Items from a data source
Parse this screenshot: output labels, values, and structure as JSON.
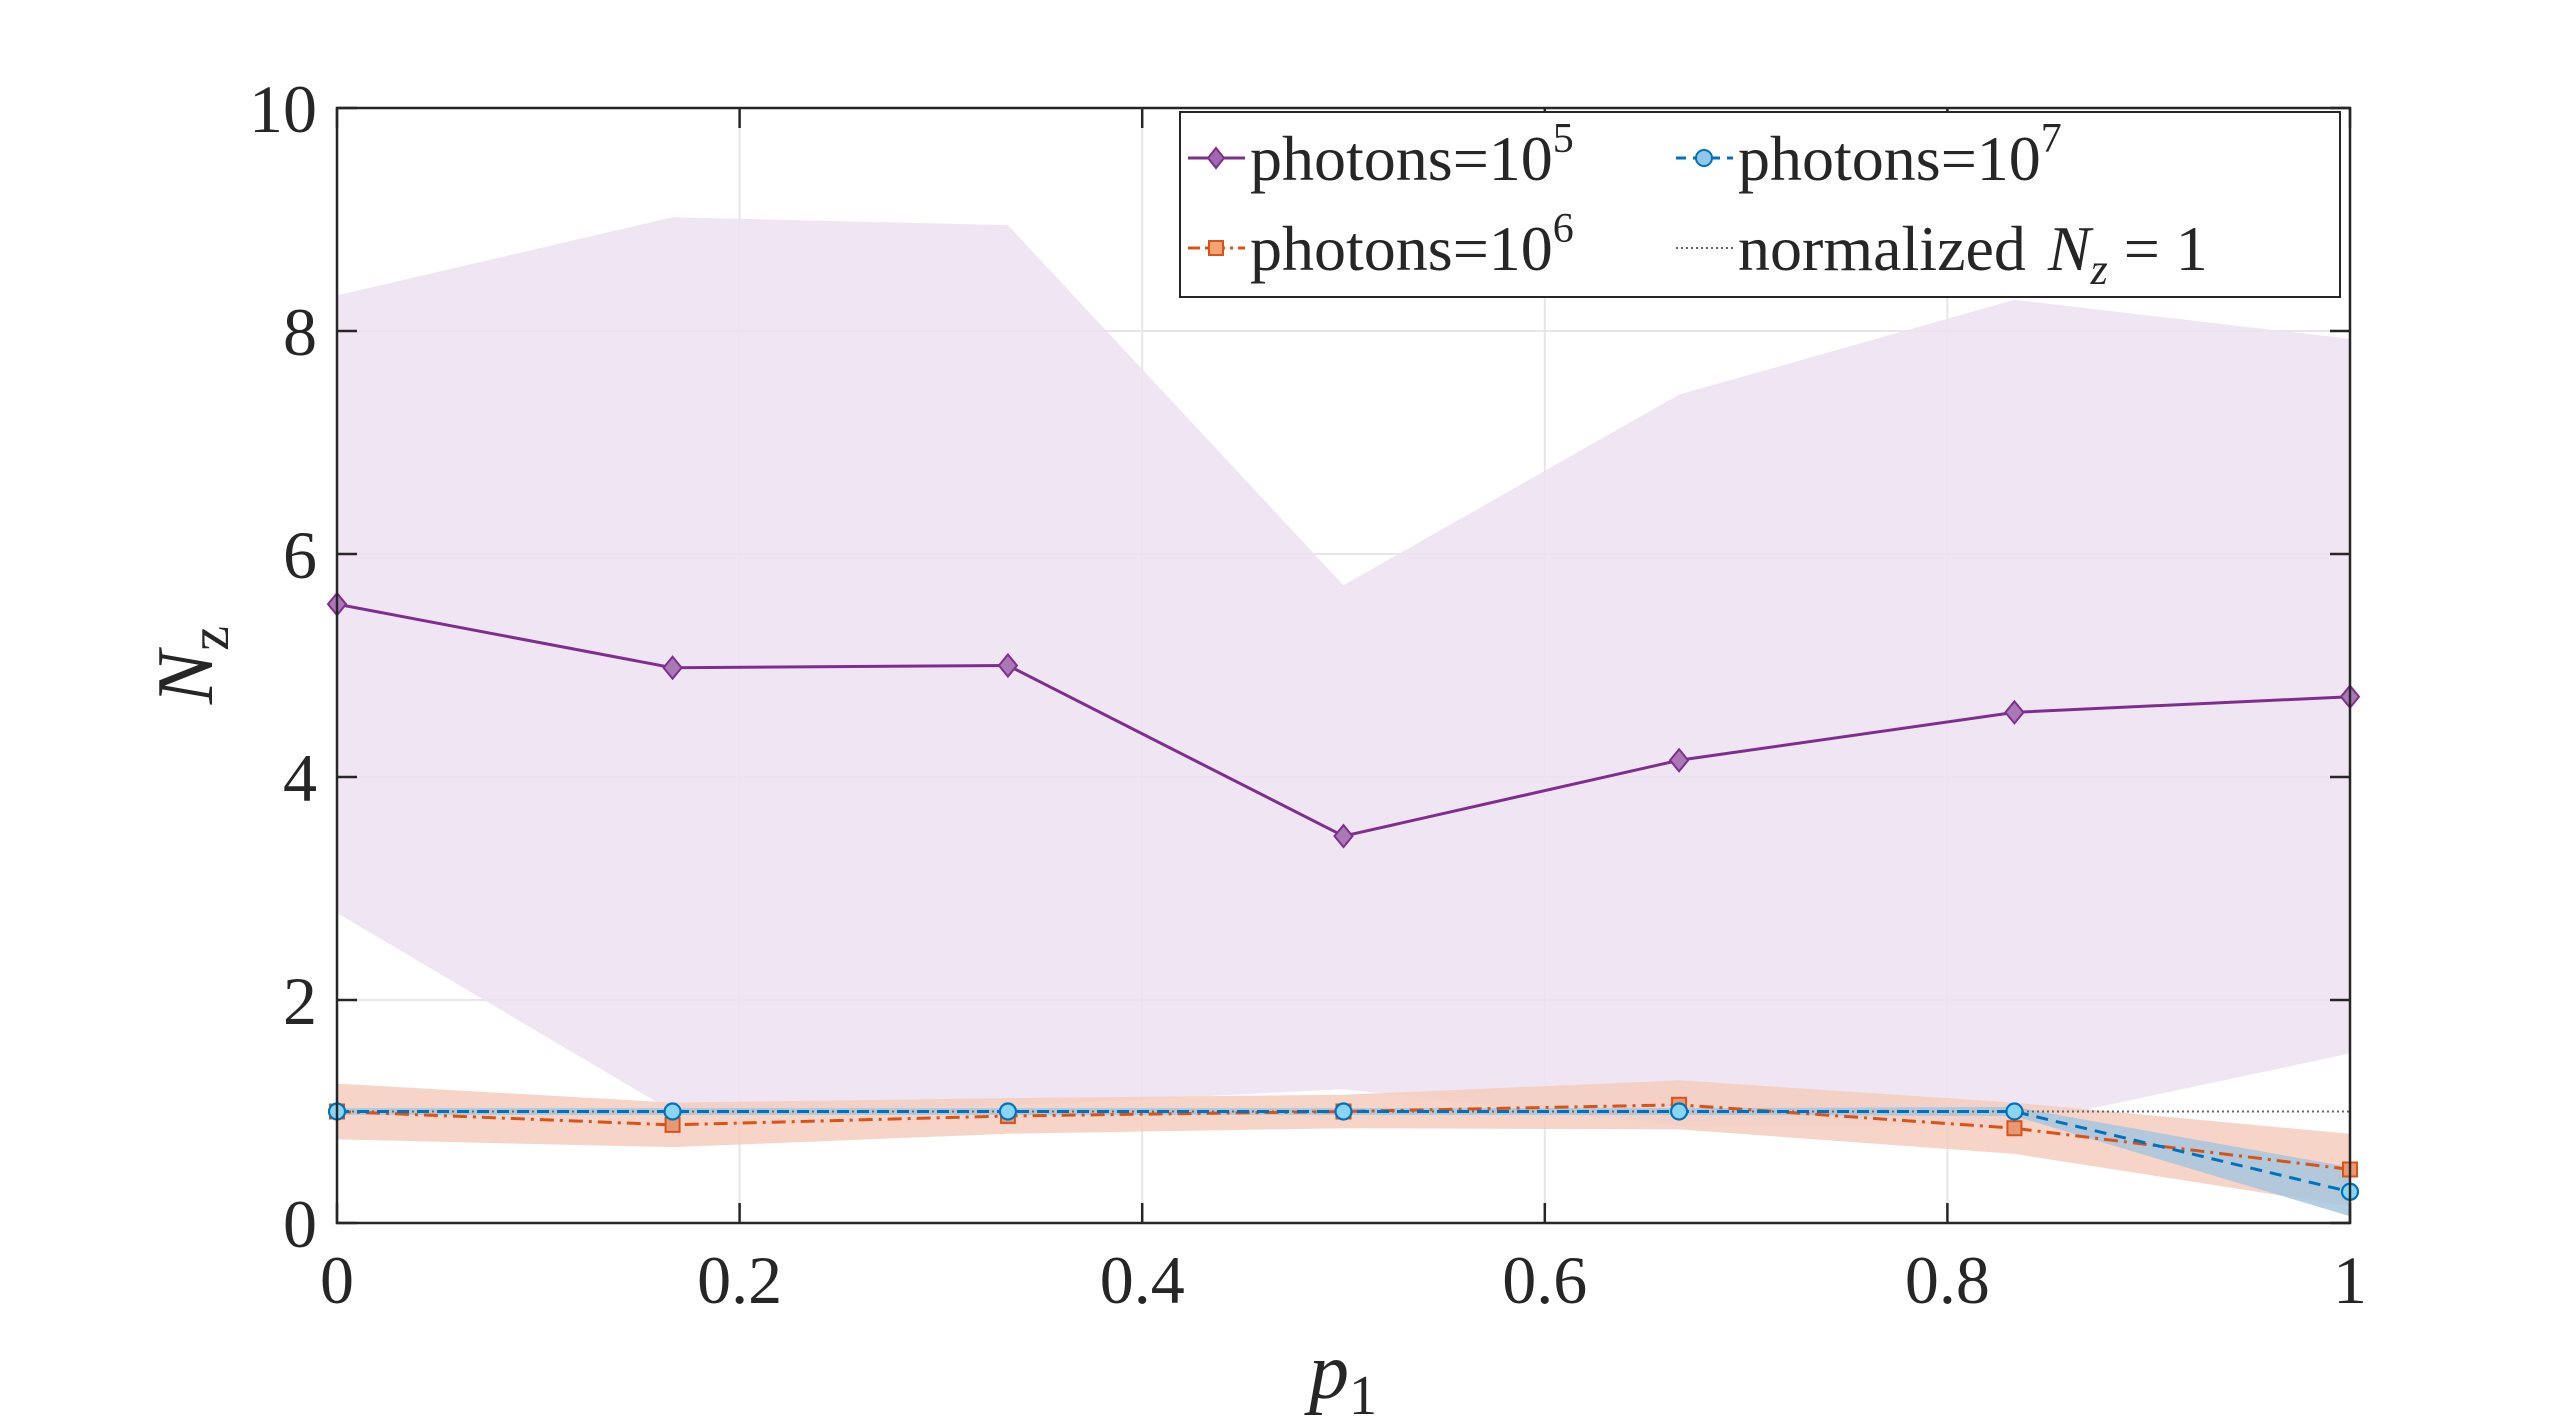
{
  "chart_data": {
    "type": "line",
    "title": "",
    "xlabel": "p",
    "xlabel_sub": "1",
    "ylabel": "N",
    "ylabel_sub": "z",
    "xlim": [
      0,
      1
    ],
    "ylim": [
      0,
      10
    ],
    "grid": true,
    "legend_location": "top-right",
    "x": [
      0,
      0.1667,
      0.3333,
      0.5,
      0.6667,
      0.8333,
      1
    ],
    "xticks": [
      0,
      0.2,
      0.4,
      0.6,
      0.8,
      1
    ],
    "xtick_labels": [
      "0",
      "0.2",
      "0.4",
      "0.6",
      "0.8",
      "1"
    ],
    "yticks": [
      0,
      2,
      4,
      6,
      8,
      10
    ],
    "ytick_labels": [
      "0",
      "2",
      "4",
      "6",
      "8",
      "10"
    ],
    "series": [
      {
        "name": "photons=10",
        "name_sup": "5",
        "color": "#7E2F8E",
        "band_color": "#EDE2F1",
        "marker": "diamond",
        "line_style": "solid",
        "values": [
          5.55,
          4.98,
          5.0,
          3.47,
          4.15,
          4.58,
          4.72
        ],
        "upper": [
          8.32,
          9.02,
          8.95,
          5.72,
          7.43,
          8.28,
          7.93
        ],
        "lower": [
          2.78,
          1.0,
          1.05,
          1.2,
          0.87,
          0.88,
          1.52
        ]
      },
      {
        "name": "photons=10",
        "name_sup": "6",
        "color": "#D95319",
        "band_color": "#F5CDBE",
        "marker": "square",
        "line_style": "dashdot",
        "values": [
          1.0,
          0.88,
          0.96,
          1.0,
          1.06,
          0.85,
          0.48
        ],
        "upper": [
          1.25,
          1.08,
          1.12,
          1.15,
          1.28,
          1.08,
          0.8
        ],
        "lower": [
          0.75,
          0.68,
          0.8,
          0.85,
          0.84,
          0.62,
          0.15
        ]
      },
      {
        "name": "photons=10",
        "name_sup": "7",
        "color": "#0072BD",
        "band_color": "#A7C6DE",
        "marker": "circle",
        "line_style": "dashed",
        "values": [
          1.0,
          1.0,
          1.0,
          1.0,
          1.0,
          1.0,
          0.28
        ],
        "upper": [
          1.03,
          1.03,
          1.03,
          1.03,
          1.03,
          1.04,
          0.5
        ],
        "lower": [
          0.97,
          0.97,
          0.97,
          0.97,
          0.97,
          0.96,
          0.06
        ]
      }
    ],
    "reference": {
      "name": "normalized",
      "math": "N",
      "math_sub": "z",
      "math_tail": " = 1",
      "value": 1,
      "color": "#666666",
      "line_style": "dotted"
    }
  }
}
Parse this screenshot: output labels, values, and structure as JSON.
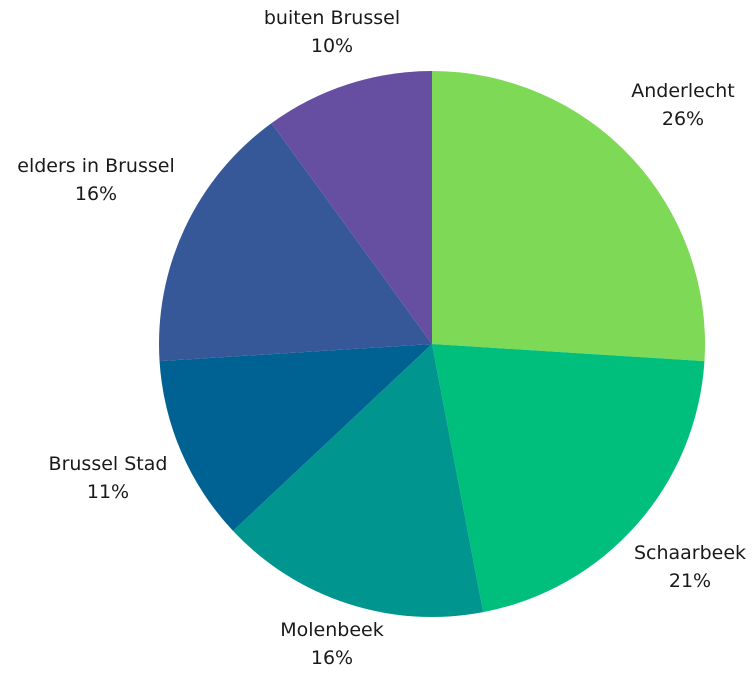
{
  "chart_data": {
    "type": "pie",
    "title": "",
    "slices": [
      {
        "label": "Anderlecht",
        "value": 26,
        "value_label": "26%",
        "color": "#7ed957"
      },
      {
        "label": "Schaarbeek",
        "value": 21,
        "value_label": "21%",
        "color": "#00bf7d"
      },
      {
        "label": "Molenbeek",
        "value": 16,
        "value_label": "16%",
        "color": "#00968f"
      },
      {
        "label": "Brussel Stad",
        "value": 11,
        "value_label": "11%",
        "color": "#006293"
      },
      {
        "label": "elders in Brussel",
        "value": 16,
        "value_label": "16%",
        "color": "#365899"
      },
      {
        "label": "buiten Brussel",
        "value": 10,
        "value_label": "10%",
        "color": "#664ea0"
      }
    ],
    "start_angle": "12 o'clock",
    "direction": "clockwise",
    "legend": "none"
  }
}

* SET PROBLEM
Write out all the entries word for word, but skip any images.

* WORKED ANSWER
Parse this screenshot: output labels, values, and structure as JSON.
{
  "chart_data": {
    "type": "line",
    "title": "",
    "xlabel": "p",
    "xlabel_sub": "1",
    "ylabel": "N",
    "ylabel_sub": "z",
    "xlim": [
      0,
      1
    ],
    "ylim": [
      0,
      10
    ],
    "grid": true,
    "legend_location": "top-right",
    "x": [
      0,
      0.1667,
      0.3333,
      0.5,
      0.6667,
      0.8333,
      1
    ],
    "xticks": [
      0,
      0.2,
      0.4,
      0.6,
      0.8,
      1
    ],
    "xtick_labels": [
      "0",
      "0.2",
      "0.4",
      "0.6",
      "0.8",
      "1"
    ],
    "yticks": [
      0,
      2,
      4,
      6,
      8,
      10
    ],
    "ytick_labels": [
      "0",
      "2",
      "4",
      "6",
      "8",
      "10"
    ],
    "series": [
      {
        "name": "photons=10",
        "name_sup": "5",
        "color": "#7E2F8E",
        "band_color": "#EDE2F1",
        "marker": "diamond",
        "line_style": "solid",
        "values": [
          5.55,
          4.98,
          5.0,
          3.47,
          4.15,
          4.58,
          4.72
        ],
        "upper": [
          8.32,
          9.02,
          8.95,
          5.72,
          7.43,
          8.28,
          7.93
        ],
        "lower": [
          2.78,
          1.0,
          1.05,
          1.2,
          0.87,
          0.88,
          1.52
        ]
      },
      {
        "name": "photons=10",
        "name_sup": "6",
        "color": "#D95319",
        "band_color": "#F5CDBE",
        "marker": "square",
        "line_style": "dashdot",
        "values": [
          1.0,
          0.88,
          0.96,
          1.0,
          1.06,
          0.85,
          0.48
        ],
        "upper": [
          1.25,
          1.08,
          1.12,
          1.15,
          1.28,
          1.08,
          0.8
        ],
        "lower": [
          0.75,
          0.68,
          0.8,
          0.85,
          0.84,
          0.62,
          0.15
        ]
      },
      {
        "name": "photons=10",
        "name_sup": "7",
        "color": "#0072BD",
        "band_color": "#A7C6DE",
        "marker": "circle",
        "line_style": "dashed",
        "values": [
          1.0,
          1.0,
          1.0,
          1.0,
          1.0,
          1.0,
          0.28
        ],
        "upper": [
          1.03,
          1.03,
          1.03,
          1.03,
          1.03,
          1.04,
          0.5
        ],
        "lower": [
          0.97,
          0.97,
          0.97,
          0.97,
          0.97,
          0.96,
          0.06
        ]
      }
    ],
    "reference": {
      "name": "normalized",
      "math": "N",
      "math_sub": "z",
      "math_tail": " = 1",
      "value": 1,
      "color": "#666666",
      "line_style": "dotted"
    }
  }
}
Parse this screenshot: output labels, values, and structure as JSON.
{
  "chart_data": {
    "type": "pie",
    "title": "",
    "slices": [
      {
        "label": "Anderlecht",
        "value": 26,
        "value_label": "26%",
        "color": "#7ed957"
      },
      {
        "label": "Schaarbeek",
        "value": 21,
        "value_label": "21%",
        "color": "#00bf7d"
      },
      {
        "label": "Molenbeek",
        "value": 16,
        "value_label": "16%",
        "color": "#00968f"
      },
      {
        "label": "Brussel Stad",
        "value": 11,
        "value_label": "11%",
        "color": "#006293"
      },
      {
        "label": "elders in Brussel",
        "value": 16,
        "value_label": "16%",
        "color": "#365899"
      },
      {
        "label": "buiten Brussel",
        "value": 10,
        "value_label": "10%",
        "color": "#664ea0"
      }
    ],
    "start_angle": "12 o'clock",
    "direction": "clockwise",
    "legend": "none"
  }
}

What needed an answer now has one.